• _WHAT YOU SHOULD DO_
Go through the records and give each one again exactly.
### EXTRACTED MATERIAL ###
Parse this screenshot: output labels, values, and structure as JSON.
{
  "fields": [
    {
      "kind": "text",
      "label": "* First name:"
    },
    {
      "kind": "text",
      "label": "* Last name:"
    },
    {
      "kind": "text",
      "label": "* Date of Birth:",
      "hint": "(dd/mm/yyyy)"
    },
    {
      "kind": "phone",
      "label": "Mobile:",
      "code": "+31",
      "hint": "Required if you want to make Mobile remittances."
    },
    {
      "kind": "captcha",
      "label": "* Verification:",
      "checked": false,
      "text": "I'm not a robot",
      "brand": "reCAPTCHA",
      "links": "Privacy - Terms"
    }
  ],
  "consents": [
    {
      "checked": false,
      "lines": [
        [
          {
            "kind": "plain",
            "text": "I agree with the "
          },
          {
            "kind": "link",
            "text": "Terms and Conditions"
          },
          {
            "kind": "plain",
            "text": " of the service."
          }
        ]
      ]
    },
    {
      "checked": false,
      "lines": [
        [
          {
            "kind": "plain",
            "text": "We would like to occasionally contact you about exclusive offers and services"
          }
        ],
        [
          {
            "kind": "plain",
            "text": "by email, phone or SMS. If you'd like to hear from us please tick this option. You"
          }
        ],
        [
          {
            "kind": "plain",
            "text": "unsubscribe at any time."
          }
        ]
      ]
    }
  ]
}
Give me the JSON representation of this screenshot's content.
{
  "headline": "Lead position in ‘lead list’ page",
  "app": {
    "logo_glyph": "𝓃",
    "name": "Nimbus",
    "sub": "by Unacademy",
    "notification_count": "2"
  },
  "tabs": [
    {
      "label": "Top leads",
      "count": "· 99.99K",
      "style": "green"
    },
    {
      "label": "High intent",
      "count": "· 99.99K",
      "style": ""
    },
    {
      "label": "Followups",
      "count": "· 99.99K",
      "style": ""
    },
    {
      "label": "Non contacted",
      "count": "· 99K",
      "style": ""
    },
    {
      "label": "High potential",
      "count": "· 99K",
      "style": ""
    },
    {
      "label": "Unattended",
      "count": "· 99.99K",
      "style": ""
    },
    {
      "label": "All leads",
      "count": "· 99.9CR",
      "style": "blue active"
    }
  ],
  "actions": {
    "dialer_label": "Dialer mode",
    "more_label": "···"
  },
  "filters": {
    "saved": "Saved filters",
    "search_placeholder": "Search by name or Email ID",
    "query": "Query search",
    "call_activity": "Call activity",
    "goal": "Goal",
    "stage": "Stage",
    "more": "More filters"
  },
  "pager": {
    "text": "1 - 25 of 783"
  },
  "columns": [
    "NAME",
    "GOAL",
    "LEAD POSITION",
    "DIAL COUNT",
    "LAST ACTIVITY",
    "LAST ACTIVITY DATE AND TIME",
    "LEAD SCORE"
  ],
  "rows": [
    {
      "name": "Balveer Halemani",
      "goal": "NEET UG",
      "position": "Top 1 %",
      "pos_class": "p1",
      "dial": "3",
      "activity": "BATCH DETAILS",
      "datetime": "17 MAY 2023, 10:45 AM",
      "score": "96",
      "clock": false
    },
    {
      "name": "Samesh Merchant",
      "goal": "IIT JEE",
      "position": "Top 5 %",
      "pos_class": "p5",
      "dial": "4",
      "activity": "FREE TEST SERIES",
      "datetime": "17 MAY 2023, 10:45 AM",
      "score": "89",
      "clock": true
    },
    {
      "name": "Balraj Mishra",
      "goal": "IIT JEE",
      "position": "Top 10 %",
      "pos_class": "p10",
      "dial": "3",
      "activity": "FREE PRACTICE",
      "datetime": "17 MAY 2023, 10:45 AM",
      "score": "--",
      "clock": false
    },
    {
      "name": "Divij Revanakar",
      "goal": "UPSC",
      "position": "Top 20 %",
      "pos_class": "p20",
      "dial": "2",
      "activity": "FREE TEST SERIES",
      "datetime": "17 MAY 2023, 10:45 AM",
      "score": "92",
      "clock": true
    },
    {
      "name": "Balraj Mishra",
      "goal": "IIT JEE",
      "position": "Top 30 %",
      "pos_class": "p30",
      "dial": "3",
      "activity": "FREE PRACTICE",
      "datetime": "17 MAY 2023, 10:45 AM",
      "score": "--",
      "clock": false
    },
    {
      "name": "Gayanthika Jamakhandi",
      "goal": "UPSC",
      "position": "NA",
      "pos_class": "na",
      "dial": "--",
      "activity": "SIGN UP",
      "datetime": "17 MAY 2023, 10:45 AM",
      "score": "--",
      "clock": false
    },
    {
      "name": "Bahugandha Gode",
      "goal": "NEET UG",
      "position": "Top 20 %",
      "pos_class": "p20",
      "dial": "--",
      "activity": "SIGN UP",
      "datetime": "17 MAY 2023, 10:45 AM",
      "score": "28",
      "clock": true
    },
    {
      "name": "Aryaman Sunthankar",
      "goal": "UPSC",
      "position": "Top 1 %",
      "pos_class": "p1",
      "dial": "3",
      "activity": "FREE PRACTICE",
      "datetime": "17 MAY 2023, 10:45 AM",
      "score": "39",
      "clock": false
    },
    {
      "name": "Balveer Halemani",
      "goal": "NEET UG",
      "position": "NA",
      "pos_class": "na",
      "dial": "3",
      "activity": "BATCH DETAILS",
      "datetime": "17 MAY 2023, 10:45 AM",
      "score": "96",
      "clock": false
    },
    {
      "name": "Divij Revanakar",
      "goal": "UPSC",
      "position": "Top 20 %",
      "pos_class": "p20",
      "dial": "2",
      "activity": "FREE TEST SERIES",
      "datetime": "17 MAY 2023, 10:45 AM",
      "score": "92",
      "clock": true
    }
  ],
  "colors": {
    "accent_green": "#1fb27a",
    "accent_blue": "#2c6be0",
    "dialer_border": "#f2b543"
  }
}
###
• _TASK RESPONSE_
Parse this screenshot: output labels, values, and structure as JSON.
{
  "fields": [
    {
      "kind": "text",
      "label": "* First name:"
    },
    {
      "kind": "text",
      "label": "* Last name:"
    },
    {
      "kind": "text",
      "label": "* Date of Birth:",
      "hint": "(dd/mm/yyyy)"
    },
    {
      "kind": "phone",
      "label": "Mobile:",
      "code": "+31",
      "hint": "Required if you want to make Mobile remittances."
    },
    {
      "kind": "captcha",
      "label": "* Verification:",
      "checked": false,
      "text": "I'm not a robot",
      "brand": "reCAPTCHA",
      "links": "Privacy - Terms"
    }
  ],
  "consents": [
    {
      "checked": false,
      "lines": [
        [
          {
            "kind": "plain",
            "text": "I agree with the "
          },
          {
            "kind": "link",
            "text": "Terms and Conditions"
          },
          {
            "kind": "plain",
            "text": " of the service."
          }
        ]
      ]
    },
    {
      "checked": false,
      "lines": [
        [
          {
            "kind": "plain",
            "text": "We would like to occasionally contact you about exclusive offers and services"
          }
        ],
        [
          {
            "kind": "plain",
            "text": "by email, phone or SMS. If you'd like to hear from us please tick this option. You"
          }
        ],
        [
          {
            "kind": "plain",
            "text": "unsubscribe at any time."
          }
        ]
      ]
    }
  ]
}
Give me the JSON representation of this screenshot's content.
{
  "headline": "Lead position in ‘lead list’ page",
  "app": {
    "logo_glyph": "𝓃",
    "name": "Nimbus",
    "sub": "by Unacademy",
    "notification_count": "2"
  },
  "tabs": [
    {
      "label": "Top leads",
      "count": "· 99.99K",
      "style": "green"
    },
    {
      "label": "High intent",
      "count": "· 99.99K",
      "style": ""
    },
    {
      "label": "Followups",
      "count": "· 99.99K",
      "style": ""
    },
    {
      "label": "Non contacted",
      "count": "· 99K",
      "style": ""
    },
    {
      "label": "High potential",
      "count": "· 99K",
      "style": ""
    },
    {
      "label": "Unattended",
      "count": "· 99.99K",
      "style": ""
    },
    {
      "label": "All leads",
      "count": "· 99.9CR",
      "style": "blue active"
    }
  ],
  "actions": {
    "dialer_label": "Dialer mode",
    "more_label": "···"
  },
  "filters": {
    "saved": "Saved filters",
    "search_placeholder": "Search by name or Email ID",
    "query": "Query search",
    "call_activity": "Call activity",
    "goal": "Goal",
    "stage": "Stage",
    "more": "More filters"
  },
  "pager": {
    "text": "1 - 25 of 783"
  },
  "columns": [
    "NAME",
    "GOAL",
    "LEAD POSITION",
    "DIAL COUNT",
    "LAST ACTIVITY",
    "LAST ACTIVITY DATE AND TIME",
    "LEAD SCORE"
  ],
  "rows": [
    {
      "name": "Balveer Halemani",
      "goal": "NEET UG",
      "position": "Top 1 %",
      "pos_class": "p1",
      "dial": "3",
      "activity": "BATCH DETAILS",
      "datetime": "17 MAY 2023, 10:45 AM",
      "score": "96",
      "clock": false
    },
    {
      "name": "Samesh Merchant",
      "goal": "IIT JEE",
      "position": "Top 5 %",
      "pos_class": "p5",
      "dial": "4",
      "activity": "FREE TEST SERIES",
      "datetime": "17 MAY 2023, 10:45 AM",
      "score": "89",
      "clock": true
    },
    {
      "name": "Balraj Mishra",
      "goal": "IIT JEE",
      "position": "Top 10 %",
      "pos_class": "p10",
      "dial": "3",
      "activity": "FREE PRACTICE",
      "datetime": "17 MAY 2023, 10:45 AM",
      "score": "--",
      "clock": false
    },
    {
      "name": "Divij Revanakar",
      "goal": "UPSC",
      "position": "Top 20 %",
      "pos_class": "p20",
      "dial": "2",
      "activity": "FREE TEST SERIES",
      "datetime": "17 MAY 2023, 10:45 AM",
      "score": "92",
      "clock": true
    },
    {
      "name": "Balraj Mishra",
      "goal": "IIT JEE",
      "position": "Top 30 %",
      "pos_class": "p30",
      "dial": "3",
      "activity": "FREE PRACTICE",
      "datetime": "17 MAY 2023, 10:45 AM",
      "score": "--",
      "clock": false
    },
    {
      "name": "Gayanthika Jamakhandi",
      "goal": "UPSC",
      "position": "NA",
      "pos_class": "na",
      "dial": "--",
      "activity": "SIGN UP",
      "datetime": "17 MAY 2023, 10:45 AM",
      "score": "--",
      "clock": false
    },
    {
      "name": "Bahugandha Gode",
      "goal": "NEET UG",
      "position": "Top 20 %",
      "pos_class": "p20",
      "dial": "--",
      "activity": "SIGN UP",
      "datetime": "17 MAY 2023, 10:45 AM",
      "score": "28",
      "clock": true
    },
    {
      "name": "Aryaman Sunthankar",
      "goal": "UPSC",
      "position": "Top 1 %",
      "pos_class": "p1",
      "dial": "3",
      "activity": "FREE PRACTICE",
      "datetime": "17 MAY 2023, 10:45 AM",
      "score": "39",
      "clock": false
    },
    {
      "name": "Balveer Halemani",
      "goal": "NEET UG",
      "position": "NA",
      "pos_class": "na",
      "dial": "3",
      "activity": "BATCH DETAILS",
      "datetime": "17 MAY 2023, 10:45 AM",
      "score": "96",
      "clock": false
    },
    {
      "name": "Divij Revanakar",
      "goal": "UPSC",
      "position": "Top 20 %",
      "pos_class": "p20",
      "dial": "2",
      "activity": "FREE TEST SERIES",
      "datetime": "17 MAY 2023, 10:45 AM",
      "score": "92",
      "clock": true
    }
  ],
  "colors": {
    "accent_green": "#1fb27a",
    "accent_blue": "#2c6be0",
    "dialer_border": "#f2b543"
  }
}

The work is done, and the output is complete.